# Text excerpt:
==============================
To our knowledge, the high quality MPL aerosol retrievals and their consistency with the co-located HSRL from the long-term observations are shown here for the first time. Most of the previous research has used range-corrected signals to show the retrieval results with mean seasonal profiles, or validated the retrieval results with column integral variables such as AOD [83,84]. This highlights the value of long-term ARM MPL measurements at the NSA site for understanding Arctic climate changes through aerosol–cloud–radiation interaction.

3.2. Seasonal Variations of Dust Aerosols

Figure 4 shows the seasonal cycle of MPL-derived dust aerosol backscatter coefficient and PDR profiles from January 2013 to September 2017 at the NSA site. This analysis is bases on cloud-free profiles. Dust aerosol is an important component of the Arctic haze. Dust aerosols occur in winter and spring in the entire troposphere, and in summer and autumn in the low (0–2 km) and middle (2–5 km) troposphere. These results are consistent with the seasonality of Arctic haze [29,37]. In the upper troposphere (5–10 km) dust aerosols occurring during the late winter and early spring (January–April) are likely associated with the long-range transportation of natural and anthropogenic aerosols from low-latitude areas including Eurasia, Siberia, North America, and Southeast Asia [6,7,25,26]. Further, Yang et al. [44] showed that polar jets can carry dust aerosols from source regions to the Arctic with CALIOP measurement. There are few low-dust aerosol occurrences and small aerosol samples (red line of Figure 4c) during August–October. A high occurrence of thin and opaque clouds during summer and autumn is responsible for the low samples during this period [36,85]. Long-range dust transportation from middle latitudes is weak [44], but wet deposition is obvious in this period [86]. Thus, dust aerosols during August–October are primarily from local and regional emissions [42].
Figure 5 shows the vertical distributions (every 150 m) of seasonal particulate backscatter coefficient (Figure 5a–d) and PDR PDFs (Figure 5e–h) based on MPL measurements at the NSA site from January 2013 to September 2017. The corresponding seasonal averaged profiles (black lines) of backscatter coefficient and PDR are over-plotted, separately. In summer and autumn, the backscatter coefficients of dust aerosols are relatively large, but PDR is small, implying that they may be the local dusty marine aerosols [87]. In winter and spring, dust aerosols are detected in the entire troposphere. The mean profiles of aerosol backscatter coefficients and PDRs of dust aerosols show that the strongest are in middle and upper troposphere in spring. The vertical PDF distribution in spring is broader than in winter. This indicates that spring dust aerosols have the more complex mixture states of dust and non-dust aerosols due to the long-range transportation from the mid-latitudes [37,41,78,88,89,90,91].
Figure 6 shows the seasonal aerosol samples and dust occurrences. The number of the aerosol samples (black line in Figure 6) decreases with height for all seasons. The maximum amount of aerosol samples is in winter, and the minimum amount of aerosol samples is in autumn due to the seasonal cycle of clouds in the Arctic [7]. For the dust aerosol occurrences using PDR threshold 0.09 (red line in Figure 6), the maximum occurs in spring and the minimum occurs in autumn [92]. The maximum of occurrence profiles indicate that Arctic dust aerosols occur in three dust aerosol layers: 0–4 km, 4–8 km and 8–10 km during spring and winter, which is consistent with the example given in Figure 2. The dust aerosol occurrence is less than 0.1 in autumn and summer.
==============================
Stored data entries
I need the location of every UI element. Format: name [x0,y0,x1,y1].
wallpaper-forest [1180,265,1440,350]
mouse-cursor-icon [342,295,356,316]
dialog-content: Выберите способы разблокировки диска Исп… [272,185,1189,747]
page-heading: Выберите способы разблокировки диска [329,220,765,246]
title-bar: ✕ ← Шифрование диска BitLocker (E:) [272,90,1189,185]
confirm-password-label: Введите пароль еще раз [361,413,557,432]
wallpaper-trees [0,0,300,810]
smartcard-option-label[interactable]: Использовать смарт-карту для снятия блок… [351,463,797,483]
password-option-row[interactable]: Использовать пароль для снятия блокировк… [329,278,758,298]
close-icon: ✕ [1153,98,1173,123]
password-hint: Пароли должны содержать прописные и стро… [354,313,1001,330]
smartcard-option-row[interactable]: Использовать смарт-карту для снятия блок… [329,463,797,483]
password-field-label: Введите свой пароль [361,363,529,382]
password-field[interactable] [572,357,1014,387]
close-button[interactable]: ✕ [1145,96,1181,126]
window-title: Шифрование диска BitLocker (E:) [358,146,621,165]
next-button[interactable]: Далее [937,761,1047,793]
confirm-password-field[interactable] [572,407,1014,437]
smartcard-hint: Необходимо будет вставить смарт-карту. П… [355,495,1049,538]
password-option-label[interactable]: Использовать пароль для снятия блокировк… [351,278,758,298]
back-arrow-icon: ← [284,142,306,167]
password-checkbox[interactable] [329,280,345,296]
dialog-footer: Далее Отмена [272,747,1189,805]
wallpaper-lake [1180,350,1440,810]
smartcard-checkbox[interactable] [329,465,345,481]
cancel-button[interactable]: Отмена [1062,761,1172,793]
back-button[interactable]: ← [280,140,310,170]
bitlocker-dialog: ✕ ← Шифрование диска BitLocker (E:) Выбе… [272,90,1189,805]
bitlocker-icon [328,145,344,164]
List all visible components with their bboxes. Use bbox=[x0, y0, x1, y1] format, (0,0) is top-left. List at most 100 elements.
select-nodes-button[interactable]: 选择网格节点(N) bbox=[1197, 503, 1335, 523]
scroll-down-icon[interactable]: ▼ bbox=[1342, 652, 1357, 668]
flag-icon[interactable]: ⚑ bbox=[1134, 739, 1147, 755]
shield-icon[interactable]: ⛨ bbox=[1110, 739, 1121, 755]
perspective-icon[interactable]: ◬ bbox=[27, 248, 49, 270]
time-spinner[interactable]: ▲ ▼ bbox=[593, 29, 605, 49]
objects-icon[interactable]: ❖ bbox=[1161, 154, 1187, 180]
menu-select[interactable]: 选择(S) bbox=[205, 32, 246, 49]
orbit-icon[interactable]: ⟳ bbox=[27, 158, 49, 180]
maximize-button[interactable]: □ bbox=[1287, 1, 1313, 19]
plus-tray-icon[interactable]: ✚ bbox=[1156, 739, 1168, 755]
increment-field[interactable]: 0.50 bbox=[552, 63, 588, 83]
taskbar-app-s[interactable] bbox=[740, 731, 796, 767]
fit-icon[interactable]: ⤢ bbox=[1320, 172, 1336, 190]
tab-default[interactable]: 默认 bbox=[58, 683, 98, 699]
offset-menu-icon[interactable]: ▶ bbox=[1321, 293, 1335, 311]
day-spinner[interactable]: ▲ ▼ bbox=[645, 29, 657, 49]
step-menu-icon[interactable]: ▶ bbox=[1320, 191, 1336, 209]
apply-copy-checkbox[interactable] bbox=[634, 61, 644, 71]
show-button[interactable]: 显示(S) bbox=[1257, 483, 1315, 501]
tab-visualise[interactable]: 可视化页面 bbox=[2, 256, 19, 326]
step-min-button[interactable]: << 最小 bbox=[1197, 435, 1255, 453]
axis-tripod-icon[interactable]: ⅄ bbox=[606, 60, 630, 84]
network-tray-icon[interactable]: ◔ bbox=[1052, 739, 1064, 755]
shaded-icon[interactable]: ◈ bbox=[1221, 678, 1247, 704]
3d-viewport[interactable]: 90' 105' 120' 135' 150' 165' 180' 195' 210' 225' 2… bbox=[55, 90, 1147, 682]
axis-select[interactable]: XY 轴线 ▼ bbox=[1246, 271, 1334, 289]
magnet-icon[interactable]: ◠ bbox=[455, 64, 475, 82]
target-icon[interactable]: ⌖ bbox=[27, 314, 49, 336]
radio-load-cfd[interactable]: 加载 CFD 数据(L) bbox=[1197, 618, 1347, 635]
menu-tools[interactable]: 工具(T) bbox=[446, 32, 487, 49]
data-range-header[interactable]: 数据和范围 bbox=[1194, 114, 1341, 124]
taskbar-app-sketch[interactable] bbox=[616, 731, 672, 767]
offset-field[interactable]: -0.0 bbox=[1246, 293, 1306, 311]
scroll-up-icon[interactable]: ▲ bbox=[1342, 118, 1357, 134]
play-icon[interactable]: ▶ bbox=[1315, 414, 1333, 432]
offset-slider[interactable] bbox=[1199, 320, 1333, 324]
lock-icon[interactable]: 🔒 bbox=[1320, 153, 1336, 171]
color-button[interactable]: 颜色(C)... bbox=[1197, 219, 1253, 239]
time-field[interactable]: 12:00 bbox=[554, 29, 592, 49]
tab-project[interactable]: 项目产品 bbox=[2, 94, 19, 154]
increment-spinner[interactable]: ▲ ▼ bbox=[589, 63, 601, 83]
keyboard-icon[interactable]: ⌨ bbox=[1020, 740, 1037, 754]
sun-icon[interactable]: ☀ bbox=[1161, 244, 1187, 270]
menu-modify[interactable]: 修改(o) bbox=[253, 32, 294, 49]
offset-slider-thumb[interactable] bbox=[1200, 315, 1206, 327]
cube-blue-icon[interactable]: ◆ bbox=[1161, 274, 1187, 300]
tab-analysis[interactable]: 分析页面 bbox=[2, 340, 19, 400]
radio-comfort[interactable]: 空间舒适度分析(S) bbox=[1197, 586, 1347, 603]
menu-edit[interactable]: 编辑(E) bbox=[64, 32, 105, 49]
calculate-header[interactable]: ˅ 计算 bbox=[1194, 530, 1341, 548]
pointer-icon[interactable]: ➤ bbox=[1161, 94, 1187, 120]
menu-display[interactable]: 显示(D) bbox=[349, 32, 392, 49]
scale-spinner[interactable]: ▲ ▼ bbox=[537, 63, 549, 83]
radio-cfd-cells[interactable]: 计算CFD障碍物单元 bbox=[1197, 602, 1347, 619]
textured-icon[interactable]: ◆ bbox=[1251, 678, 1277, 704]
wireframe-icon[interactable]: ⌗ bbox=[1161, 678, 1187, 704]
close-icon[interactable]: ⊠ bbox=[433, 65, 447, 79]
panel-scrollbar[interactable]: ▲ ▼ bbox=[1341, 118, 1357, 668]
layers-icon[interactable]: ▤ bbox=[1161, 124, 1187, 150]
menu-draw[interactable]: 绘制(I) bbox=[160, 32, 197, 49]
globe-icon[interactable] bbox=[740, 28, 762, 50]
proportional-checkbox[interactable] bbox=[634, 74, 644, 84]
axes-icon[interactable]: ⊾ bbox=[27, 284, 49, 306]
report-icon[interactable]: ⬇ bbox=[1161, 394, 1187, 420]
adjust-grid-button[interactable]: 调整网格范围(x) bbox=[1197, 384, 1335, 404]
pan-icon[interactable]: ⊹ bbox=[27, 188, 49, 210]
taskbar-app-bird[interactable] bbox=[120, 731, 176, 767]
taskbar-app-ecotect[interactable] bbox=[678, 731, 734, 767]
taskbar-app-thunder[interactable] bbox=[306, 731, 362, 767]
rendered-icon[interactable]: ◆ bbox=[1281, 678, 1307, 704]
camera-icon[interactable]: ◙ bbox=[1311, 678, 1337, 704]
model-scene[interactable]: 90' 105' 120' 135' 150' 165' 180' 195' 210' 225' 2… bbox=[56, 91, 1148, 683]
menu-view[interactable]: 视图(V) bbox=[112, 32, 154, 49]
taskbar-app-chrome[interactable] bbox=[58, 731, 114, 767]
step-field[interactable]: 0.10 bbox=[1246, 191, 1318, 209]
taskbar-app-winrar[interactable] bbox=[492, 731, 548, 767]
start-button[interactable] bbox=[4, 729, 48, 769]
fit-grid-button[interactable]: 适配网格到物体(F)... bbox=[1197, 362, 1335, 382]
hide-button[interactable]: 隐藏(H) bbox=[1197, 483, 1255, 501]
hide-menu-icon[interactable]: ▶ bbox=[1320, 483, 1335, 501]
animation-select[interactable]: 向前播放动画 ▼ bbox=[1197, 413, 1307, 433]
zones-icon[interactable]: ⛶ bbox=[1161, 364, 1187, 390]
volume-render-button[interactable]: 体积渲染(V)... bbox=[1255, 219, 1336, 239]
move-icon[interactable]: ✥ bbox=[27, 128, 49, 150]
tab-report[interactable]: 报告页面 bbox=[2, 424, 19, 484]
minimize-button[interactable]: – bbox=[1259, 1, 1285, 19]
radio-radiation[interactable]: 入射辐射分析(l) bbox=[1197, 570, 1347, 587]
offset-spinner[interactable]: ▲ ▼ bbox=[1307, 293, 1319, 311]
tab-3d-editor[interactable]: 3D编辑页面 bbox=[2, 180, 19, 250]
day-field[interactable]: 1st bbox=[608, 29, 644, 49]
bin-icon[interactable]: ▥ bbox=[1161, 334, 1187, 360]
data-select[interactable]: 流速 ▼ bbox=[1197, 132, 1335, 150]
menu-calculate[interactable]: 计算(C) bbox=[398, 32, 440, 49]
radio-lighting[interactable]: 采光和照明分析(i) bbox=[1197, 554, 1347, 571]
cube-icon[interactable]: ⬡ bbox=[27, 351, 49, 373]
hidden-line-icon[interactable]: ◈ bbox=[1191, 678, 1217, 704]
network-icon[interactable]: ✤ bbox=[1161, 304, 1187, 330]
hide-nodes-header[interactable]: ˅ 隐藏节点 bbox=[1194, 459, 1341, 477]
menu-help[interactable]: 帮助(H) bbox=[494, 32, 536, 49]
==============================
# Tasks to perform:
(A) Reproduce the stretch of the Arctic dust aerosol passage from "To our knowledge, the" through "through aerosol–cloud–radiation interaction.".
(B) Write the next part of the passage on seasonal Arctic dust aerosols, picking up after its final sentence.

# Results of the exercise:
(A)
To our knowledge, the high quality MPL aerosol retrievals and their consistency with the co-located HSRL from the long-term observations are shown here for the first time. Most of the previous research has used range-corrected signals to show the retrieval results with mean seasonal profiles, or validated the retrieval results with column integral variables such as AOD [83,84]. This highlights the value of long-term ARM MPL measurements at the NSA site for understanding Arctic climate changes through aerosol–cloud–radiation interaction.

(B)
To quantify the uncertainty of the selected threshold on dust aerosol occurrences, the results within 30% of selected thresholds (0.09 ± 0.09 * 30%) (green, red, and blue lines in Figure 6) were compared. The PDR values can be interpreted as the different ratios of pure dust in all aerosols [93], which means that higher PDR values reflect the more dust aerosols mixed. For example, the dust occurrences with 0.06 are higher, especially below 4 km, which infers that there are more non-dust aerosols included. Below 4 km, the difference between dust aerosol occurrences with 0.12 and 0.09 are much smaller than the difference between 0.06 and 0.09. Above 4 km, dust occurrences have small difference among the three thresholds, which implies that dust aerosols are the dominant aerosol types in the Arctic upper troposphere. To balance between including as many dust aerosols as possible and avoiding non-dust aerosols, a PDR threshold of 0.09 was selected.
To derive the dust aerosol optical depth (DAOD), the dust aerosol extinction profile is needed, which is calculated by the multiplication of the retrieved particulate backscatter coefficients and assumed lidar ratio. The DAOD is the vertical integration of extinction profiles in the entire height range. For the seasonal variation of DAOD (Figure 7), the maximum is in later winter and early spring and the minimum is in late summer and early autumn, which is consistent with the trend and values of DAOD in the previous studies [94,95].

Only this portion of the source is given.